:: Data extract

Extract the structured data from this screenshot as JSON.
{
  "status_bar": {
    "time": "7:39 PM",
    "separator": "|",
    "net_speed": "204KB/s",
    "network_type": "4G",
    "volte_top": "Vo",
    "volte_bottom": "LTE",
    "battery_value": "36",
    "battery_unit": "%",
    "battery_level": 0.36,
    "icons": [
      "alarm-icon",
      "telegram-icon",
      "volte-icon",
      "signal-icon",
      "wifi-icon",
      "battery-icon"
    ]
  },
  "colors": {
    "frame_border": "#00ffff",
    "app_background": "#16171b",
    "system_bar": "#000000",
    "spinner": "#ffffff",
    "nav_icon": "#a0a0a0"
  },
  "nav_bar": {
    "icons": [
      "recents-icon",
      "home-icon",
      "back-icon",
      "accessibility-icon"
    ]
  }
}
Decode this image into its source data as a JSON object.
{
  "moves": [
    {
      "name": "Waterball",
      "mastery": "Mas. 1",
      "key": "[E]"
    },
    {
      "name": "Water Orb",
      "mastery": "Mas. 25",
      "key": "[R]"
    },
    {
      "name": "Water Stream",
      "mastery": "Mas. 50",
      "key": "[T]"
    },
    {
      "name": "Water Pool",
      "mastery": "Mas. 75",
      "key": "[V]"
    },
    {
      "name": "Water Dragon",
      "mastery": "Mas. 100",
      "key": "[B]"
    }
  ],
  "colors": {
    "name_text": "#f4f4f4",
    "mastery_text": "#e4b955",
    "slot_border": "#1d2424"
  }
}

::::

■ **Set problem**
Give again, word for word, every line from the one holding "Decode this image" to the end of the data.

■ **The answer**
Decode this image into its source data as a JSON object.
{
  "moves": [
    {
      "name": "Waterball",
      "mastery": "Mas. 1",
      "key": "[E]"
    },
    {
      "name": "Water Orb",
      "mastery": "Mas. 25",
      "key": "[R]"
    },
    {
      "name": "Water Stream",
      "mastery": "Mas. 50",
      "key": "[T]"
    },
    {
      "name": "Water Pool",
      "mastery": "Mas. 75",
      "key": "[V]"
    },
    {
      "name": "Water Dragon",
      "mastery": "Mas. 100",
      "key": "[B]"
    }
  ],
  "colors": {
    "name_text": "#f4f4f4",
    "mastery_text": "#e4b955",
    "slot_border": "#1d2424"
  }
}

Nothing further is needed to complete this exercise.